**RECORDS SUPPLIED**
* * * * * * *

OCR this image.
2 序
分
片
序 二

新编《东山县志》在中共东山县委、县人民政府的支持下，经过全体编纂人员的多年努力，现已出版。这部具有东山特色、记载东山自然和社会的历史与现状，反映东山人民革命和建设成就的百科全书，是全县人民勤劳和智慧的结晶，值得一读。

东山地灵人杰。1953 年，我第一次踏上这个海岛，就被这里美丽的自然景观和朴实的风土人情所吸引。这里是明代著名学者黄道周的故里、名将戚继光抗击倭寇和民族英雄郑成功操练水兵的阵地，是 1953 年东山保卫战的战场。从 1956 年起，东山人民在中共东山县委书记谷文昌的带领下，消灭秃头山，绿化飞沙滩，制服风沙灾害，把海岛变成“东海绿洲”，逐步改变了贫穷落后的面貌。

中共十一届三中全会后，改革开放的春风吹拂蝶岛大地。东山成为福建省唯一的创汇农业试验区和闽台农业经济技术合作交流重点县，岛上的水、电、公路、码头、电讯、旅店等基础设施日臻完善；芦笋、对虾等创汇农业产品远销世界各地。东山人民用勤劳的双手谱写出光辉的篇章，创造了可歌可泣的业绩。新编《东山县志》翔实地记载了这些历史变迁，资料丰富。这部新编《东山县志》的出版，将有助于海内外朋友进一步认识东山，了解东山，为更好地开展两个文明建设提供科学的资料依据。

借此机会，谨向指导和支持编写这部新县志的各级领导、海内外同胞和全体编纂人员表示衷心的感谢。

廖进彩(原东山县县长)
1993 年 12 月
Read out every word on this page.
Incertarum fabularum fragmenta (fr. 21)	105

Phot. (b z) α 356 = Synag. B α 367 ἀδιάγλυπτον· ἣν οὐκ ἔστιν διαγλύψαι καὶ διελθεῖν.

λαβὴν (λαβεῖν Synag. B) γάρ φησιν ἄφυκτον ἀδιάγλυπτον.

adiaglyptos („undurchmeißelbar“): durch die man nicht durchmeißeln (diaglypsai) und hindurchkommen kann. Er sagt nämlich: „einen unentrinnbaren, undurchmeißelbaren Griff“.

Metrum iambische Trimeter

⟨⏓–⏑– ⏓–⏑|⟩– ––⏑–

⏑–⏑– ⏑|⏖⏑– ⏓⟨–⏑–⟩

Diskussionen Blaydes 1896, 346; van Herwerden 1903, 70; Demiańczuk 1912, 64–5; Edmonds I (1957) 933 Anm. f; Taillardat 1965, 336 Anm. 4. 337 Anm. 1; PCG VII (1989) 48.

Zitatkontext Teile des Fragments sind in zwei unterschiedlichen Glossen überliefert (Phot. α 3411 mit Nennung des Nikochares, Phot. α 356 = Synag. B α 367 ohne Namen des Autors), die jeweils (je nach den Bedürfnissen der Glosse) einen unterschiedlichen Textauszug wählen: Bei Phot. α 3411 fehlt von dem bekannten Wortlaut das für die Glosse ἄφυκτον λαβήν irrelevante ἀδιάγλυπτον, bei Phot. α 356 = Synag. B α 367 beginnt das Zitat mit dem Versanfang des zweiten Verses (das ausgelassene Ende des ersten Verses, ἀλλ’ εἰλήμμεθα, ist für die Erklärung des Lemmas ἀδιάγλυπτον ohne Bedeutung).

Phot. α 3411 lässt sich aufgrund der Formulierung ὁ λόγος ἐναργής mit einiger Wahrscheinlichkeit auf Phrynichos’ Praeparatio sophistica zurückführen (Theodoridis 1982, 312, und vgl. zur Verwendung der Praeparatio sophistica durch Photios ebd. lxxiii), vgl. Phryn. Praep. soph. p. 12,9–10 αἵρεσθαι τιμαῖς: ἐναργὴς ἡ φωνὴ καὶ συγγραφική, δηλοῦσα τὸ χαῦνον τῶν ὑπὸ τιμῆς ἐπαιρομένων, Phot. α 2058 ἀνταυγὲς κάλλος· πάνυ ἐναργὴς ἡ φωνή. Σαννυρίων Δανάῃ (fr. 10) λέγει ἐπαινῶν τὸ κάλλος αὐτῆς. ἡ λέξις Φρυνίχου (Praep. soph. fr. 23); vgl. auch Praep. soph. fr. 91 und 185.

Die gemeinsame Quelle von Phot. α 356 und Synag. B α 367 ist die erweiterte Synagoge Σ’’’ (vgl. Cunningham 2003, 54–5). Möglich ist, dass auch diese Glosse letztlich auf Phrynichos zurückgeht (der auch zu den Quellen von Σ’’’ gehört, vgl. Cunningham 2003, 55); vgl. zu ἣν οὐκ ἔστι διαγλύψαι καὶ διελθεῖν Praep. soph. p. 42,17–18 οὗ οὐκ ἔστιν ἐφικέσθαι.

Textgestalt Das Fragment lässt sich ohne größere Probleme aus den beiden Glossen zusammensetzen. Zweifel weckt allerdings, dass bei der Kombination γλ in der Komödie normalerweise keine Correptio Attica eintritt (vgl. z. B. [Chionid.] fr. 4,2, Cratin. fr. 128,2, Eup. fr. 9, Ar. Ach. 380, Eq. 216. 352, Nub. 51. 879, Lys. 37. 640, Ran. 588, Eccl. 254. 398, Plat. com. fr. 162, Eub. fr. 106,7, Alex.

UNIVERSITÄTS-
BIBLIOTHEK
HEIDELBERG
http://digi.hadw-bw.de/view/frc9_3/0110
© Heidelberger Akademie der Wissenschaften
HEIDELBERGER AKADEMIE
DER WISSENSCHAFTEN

* * * * * * *

**EXERCISE GOAL**
In the entries above, find every line with the word "ἔστιν" and list it.

**FULL SOLUTION**
Phot. (b z) α 356 = Synag. B α 367 ἀδιάγλυπτον· ἣν οὐκ ἔστιν διαγλύψαι καὶ διελθεῖν.
Die gemeinsame Quelle von Phot. α 356 und Synag. B α 367 ist die erweiterte Synagoge Σ’’’ (vgl. Cunningham 2003, 54–5). Möglich ist, dass auch diese Glosse letztlich auf Phrynichos zurückgeht (der auch zu den Quellen von Σ’’’ gehört, vgl. Cunningham 2003, 55); vgl. zu ἣν οὐκ ἔστι διαγλύψαι καὶ διελθεῖν Praep. soph. p. 42,17–18 οὗ οὐκ ἔστιν ἐφικέσθαι.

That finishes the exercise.